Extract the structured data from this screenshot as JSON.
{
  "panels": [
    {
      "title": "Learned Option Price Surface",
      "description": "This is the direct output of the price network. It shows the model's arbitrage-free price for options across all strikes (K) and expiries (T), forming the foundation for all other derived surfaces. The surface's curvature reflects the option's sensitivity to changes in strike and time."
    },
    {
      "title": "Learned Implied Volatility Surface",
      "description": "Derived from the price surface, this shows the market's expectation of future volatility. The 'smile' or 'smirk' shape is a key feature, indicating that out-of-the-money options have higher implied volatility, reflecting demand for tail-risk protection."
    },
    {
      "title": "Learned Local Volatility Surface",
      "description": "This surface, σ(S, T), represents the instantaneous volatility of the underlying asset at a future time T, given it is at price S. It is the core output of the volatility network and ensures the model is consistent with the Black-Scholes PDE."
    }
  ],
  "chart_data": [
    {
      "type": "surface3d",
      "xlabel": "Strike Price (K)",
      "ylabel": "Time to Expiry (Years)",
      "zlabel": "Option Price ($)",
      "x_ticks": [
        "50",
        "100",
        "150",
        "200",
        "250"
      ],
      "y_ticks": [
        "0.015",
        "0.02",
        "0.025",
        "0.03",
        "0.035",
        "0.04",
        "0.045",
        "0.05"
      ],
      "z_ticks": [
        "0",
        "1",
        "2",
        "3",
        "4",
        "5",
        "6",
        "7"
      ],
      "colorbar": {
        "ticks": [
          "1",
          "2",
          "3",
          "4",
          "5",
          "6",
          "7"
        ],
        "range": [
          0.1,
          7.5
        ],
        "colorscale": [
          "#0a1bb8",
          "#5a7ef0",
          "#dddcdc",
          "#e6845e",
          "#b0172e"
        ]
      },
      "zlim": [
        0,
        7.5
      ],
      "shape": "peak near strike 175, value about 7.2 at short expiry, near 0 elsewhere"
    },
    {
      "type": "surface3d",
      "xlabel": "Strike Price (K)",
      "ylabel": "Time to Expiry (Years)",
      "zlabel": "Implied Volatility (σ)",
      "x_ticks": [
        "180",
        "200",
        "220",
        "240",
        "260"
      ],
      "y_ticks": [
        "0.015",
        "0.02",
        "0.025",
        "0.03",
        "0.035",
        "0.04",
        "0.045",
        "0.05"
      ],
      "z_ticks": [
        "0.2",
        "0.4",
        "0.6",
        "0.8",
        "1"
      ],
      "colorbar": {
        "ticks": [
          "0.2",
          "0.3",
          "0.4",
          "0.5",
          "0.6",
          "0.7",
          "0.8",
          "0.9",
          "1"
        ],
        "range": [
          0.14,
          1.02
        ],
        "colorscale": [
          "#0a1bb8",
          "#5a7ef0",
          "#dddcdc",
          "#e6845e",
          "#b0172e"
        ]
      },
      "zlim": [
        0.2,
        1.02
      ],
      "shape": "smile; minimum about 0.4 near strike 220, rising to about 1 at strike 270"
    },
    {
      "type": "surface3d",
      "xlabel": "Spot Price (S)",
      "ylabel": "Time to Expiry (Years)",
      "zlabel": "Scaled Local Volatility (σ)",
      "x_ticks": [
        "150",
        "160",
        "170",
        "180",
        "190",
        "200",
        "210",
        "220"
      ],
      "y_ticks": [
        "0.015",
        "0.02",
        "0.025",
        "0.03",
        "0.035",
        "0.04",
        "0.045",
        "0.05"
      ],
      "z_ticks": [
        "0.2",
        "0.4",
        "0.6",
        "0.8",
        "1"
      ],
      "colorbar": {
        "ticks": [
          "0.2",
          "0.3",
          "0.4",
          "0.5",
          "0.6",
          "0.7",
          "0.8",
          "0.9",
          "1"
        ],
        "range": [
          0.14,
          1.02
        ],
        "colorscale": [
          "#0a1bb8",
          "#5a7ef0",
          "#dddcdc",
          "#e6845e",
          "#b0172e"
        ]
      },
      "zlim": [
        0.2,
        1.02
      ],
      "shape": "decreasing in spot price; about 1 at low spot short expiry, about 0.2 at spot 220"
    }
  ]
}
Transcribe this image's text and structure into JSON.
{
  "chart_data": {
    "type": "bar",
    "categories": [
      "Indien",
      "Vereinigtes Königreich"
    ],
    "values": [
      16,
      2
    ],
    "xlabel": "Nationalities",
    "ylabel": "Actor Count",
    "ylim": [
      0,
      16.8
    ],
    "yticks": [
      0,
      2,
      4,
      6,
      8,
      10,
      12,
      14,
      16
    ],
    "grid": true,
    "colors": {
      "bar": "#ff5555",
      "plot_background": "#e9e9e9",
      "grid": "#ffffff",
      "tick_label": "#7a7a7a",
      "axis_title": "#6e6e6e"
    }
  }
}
━━━━━━━━━━━━━━━━━━━━
Search the data above for lines holding "xlabel" and copy each of them.

      "xlabel": "Strike Price (K)",
      "xlabel": "Strike Price (K)",
      "xlabel": "Spot Price (S)",
    "xlabel": "Nationalities",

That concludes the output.